# Assignment:
In the material below, find each line that contains the word "together" and copy it.

___ Data for the task

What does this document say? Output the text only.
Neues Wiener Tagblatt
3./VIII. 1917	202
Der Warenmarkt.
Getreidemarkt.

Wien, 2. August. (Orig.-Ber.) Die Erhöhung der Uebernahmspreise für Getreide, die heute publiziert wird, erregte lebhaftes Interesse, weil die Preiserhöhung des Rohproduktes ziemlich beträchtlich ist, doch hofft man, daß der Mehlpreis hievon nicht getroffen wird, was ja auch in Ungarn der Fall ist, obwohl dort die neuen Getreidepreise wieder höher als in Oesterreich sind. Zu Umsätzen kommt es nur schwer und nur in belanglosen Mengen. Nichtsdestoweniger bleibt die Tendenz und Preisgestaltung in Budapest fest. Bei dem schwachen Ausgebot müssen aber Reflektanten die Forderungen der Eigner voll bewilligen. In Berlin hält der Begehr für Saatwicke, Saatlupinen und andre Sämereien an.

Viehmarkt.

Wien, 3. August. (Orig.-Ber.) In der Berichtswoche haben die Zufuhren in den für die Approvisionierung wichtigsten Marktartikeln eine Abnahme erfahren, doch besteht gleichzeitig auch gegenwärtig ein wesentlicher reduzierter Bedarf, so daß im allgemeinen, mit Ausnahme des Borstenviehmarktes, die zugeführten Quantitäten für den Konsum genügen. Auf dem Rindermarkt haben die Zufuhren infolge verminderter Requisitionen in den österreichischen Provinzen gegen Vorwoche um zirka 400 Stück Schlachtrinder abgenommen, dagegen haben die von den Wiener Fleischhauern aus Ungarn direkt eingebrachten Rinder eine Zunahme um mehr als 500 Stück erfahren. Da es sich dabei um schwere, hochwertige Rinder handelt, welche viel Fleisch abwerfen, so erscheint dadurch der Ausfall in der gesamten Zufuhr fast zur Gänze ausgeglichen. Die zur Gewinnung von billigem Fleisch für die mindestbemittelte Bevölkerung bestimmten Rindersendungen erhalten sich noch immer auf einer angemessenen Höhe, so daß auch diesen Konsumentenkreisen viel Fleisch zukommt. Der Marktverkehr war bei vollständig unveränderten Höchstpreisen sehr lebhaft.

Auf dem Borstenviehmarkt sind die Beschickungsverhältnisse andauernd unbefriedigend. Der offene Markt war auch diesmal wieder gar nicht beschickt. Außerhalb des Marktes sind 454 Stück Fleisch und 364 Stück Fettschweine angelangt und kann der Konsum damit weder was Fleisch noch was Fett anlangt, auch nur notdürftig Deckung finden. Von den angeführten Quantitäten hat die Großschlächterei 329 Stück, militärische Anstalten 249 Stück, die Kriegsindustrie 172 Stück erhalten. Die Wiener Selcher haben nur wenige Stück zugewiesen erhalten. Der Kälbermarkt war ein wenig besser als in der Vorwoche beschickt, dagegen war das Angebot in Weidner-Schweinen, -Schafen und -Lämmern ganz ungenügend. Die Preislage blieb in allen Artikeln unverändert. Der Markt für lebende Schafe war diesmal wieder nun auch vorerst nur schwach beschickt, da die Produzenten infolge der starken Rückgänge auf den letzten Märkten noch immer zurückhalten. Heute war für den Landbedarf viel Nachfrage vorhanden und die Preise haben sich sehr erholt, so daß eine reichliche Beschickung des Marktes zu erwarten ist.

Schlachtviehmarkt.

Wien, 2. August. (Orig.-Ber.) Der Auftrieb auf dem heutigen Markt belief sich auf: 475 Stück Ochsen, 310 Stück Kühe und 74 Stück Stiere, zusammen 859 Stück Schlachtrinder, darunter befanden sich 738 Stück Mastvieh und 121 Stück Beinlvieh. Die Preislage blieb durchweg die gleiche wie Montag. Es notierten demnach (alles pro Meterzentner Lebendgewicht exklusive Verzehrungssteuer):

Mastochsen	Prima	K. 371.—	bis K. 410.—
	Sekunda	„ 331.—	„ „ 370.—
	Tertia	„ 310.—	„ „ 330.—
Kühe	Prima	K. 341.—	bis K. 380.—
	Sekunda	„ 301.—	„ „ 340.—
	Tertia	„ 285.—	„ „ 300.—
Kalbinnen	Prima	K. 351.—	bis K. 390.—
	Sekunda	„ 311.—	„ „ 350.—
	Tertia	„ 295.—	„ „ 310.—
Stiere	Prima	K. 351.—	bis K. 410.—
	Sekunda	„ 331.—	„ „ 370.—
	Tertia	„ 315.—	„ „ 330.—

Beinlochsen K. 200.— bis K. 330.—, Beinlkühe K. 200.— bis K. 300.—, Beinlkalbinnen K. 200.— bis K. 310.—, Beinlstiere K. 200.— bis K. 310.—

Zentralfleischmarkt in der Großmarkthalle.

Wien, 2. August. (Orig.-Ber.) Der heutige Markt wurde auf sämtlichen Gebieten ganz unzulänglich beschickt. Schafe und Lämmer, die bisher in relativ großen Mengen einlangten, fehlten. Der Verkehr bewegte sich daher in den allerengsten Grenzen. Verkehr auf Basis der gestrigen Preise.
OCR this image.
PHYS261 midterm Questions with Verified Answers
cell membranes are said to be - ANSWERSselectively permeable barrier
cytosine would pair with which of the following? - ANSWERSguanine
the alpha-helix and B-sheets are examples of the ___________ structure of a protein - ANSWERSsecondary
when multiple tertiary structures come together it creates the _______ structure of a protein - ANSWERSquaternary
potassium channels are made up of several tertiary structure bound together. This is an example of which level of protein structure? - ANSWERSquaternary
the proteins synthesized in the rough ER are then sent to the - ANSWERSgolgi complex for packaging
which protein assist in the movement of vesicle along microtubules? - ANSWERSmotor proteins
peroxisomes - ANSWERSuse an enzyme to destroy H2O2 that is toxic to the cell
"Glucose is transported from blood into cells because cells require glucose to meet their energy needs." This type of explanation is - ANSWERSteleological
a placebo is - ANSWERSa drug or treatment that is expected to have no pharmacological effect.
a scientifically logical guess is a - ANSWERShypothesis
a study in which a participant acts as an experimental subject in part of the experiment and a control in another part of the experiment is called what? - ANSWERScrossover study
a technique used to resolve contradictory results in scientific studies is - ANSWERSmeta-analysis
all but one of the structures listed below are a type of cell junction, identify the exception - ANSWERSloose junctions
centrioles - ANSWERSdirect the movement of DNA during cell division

______

# Response to the exercise:
when multiple tertiary structures come together it creates the _______ structure of a protein - ANSWERSquaternary
potassium channels are made up of several tertiary structure bound together. This is an example of which level of protein structure? - ANSWERSquaternary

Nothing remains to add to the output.